(Anweisung) Welche Wörter und Wendungen stehen im Textblock weiter unten in Anführungszeichen? Zähle alle in der Reihenfolge auf, in der sie vorkommen.

Habe Sex mit ihm, aber keine innere Verbindung, was ist das?
Meinen Freund kenne ich nun schon 5 Jahre (!), die meiste Zeit waren wir Kollegen und ich habe seine freundliche und umgängliche Art geschätzt. Allerdings war er auch zeitweilig mein Chef, wenn der „Oberboss“ nicht da war, außerdem erteilte er Weisungen, teilte Arbeit ein etc., er ist der Stellvertreter.
Manchmal musste ich auch die sogenannte „Kröte“ schlucken, wenn etwas eben einfach so geregelt werden musste.
Im Kollegenkreis ist er deswegen nicht gerade der Beliebteste, es trifft nicht nur mich, sondern die anderen eben auch (Branche Paketzustellung).
Nun sind wir seit etwa 4 Monaten richtig zusammen, er hat seine Frau verlassen, sicher nicht nur wegen mir, es hat daheim schon länger gekriselt. Die meiste Zeit wohnt er bei mir, tageweise fährt er in seinen „alten“ Wohnort, wo er bei seinen Eltern eine eigene kleine Wohnung hat. Soweit alles gut.
Problem ist, irgendwie ist und bleibt er vorgesetzter Kollege. Ich mache bei mir alles hübsch und glatt, ordentlich, irgendwie versuche ich wohl ein Bild zu wahren. Nun bin ich nicht total anders, als ich mich gebe, aber ich bin auch nicht unbefangen „ich“.
Und wir haben zwar Sex, sprechen viele persönliche Themen an, aber ich habe den Eindruck, ich finde in ihm nicht „meine Resonanz“, den Anker, den ich für Vertrauen suche. Dagegen existiert noch ein alter Bekannter, um den ich jedoch einen großen Bogen mache, weil ich weiß, dass ich bei ihm emotional im Eisschrank lande, aber paradoxer Weise habe ich bei dem das Gefühl, wir sind vom gleichen „Stern“. Irgendwie hat er die gleichen Interessen, das gleiche Tempo, einen ähnlichen Job, guten Humor, bloß emotional, was Sex angeht, komplette Fehlanzeige.

(Datenauszüge)
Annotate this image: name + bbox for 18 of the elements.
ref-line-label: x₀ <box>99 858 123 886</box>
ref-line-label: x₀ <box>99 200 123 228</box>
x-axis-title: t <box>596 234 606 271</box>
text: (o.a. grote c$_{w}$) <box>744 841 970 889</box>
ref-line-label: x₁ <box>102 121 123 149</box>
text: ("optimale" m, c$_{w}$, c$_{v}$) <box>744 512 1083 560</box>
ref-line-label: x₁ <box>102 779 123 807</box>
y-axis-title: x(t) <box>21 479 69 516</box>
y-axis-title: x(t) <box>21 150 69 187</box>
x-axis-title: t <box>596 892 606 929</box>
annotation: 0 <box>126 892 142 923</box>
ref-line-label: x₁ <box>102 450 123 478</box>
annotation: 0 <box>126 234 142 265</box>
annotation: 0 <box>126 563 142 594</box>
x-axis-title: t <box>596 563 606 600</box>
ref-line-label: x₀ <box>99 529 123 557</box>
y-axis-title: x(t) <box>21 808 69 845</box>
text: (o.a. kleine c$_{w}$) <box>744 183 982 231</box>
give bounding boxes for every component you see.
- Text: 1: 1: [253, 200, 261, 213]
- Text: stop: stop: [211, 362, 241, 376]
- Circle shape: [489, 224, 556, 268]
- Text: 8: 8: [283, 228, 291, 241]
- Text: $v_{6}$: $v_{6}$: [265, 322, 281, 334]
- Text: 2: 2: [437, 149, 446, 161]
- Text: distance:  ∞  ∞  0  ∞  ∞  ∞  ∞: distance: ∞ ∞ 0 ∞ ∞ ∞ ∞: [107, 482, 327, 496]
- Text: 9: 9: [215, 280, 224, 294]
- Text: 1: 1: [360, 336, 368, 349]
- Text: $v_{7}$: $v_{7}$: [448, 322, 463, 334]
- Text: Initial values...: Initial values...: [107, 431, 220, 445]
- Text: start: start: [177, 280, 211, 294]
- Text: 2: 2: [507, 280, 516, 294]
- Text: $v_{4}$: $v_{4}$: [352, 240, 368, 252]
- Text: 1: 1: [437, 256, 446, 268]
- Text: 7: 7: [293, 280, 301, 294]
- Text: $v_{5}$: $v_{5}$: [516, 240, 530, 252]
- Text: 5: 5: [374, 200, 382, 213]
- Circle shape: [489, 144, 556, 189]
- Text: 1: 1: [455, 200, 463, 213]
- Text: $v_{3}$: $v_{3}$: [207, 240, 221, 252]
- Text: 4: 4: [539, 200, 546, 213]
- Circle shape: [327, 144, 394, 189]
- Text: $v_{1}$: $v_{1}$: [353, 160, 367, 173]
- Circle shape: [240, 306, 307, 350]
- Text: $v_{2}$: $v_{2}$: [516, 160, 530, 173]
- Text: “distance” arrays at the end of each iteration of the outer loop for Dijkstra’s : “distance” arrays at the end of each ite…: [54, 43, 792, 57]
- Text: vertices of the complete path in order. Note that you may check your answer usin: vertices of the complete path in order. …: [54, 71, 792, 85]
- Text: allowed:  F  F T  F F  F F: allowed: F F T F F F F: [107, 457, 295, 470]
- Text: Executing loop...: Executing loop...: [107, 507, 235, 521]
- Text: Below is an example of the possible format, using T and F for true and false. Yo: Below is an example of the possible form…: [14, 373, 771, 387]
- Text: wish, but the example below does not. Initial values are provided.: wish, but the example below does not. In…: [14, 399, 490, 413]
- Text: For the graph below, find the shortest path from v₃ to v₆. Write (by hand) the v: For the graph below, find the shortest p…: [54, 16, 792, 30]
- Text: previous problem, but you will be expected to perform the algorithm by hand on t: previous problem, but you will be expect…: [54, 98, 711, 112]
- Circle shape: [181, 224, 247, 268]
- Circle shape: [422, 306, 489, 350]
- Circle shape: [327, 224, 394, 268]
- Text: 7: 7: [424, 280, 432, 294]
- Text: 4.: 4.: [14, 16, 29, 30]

(Endergebnis) „Oberboss“, „Kröte“, „alten“, „ich“, „meine Resonanz“, „Stern“